**What you need to do**
Check every line of the entries for "vaqtning", and copy the lines that hold it.
++++++++++++++++++++
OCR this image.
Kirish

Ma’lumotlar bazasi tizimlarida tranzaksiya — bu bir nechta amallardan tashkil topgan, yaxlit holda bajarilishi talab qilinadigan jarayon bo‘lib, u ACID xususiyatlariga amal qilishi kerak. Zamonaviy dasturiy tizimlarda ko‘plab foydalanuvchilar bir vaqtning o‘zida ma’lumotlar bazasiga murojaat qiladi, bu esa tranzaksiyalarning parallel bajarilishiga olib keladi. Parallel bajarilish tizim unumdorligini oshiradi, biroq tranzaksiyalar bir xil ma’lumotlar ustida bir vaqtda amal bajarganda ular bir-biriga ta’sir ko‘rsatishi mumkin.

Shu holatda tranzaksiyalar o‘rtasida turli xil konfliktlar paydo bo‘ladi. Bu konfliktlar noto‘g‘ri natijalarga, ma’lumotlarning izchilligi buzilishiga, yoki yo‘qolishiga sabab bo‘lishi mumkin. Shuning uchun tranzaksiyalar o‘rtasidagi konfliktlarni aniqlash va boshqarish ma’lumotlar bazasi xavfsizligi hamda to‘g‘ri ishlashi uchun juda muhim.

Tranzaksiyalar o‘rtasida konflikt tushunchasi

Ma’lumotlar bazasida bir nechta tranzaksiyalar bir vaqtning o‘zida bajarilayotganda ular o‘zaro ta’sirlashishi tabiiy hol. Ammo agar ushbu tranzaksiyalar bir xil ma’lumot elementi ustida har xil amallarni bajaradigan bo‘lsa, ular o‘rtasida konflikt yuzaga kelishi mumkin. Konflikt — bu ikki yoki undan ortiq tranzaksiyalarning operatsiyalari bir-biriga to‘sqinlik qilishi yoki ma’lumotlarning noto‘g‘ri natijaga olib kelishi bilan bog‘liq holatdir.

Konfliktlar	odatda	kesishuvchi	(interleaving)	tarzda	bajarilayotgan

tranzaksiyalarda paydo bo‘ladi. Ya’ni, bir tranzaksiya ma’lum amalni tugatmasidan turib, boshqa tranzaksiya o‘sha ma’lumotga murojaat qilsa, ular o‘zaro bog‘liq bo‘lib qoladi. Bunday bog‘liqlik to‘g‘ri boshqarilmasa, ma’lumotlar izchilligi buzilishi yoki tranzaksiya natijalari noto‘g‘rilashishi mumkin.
++++++++++++++++++++
**The answer**
Ma’lumotlar bazasi tizimlarida tranzaksiya — bu bir nechta amallardan tashkil topgan, yaxlit holda bajarilishi talab qilinadigan jarayon bo‘lib, u ACID xususiyatlariga amal qilishi kerak. Zamonaviy dasturiy tizimlarda ko‘plab foydalanuvchilar bir vaqtning o‘zida ma’lumotlar bazasiga murojaat qiladi, bu esa tranzaksiyalarning parallel bajarilishiga olib keladi. Parallel bajarilish tizim unumdorligini oshiradi, biroq tranzaksiyalar bir xil ma’lumotlar ustida bir vaqtda amal bajarganda ular bir-biriga ta’sir ko‘rsatishi mumkin.
Ma’lumotlar bazasida bir nechta tranzaksiyalar bir vaqtning o‘zida bajarilayotganda ular o‘zaro ta’sirlashishi tabiiy hol. Ammo agar ushbu tranzaksiyalar bir xil ma’lumot elementi ustida har xil amallarni bajaradigan bo‘lsa, ular o‘rtasida konflikt yuzaga kelishi mumkin. Konflikt — bu ikki yoki undan ortiq tranzaksiyalarning operatsiyalari bir-biriga to‘sqinlik qilishi yoki ma’lumotlarning noto‘g‘ri natijaga olib kelishi bilan bog‘liq holatdir.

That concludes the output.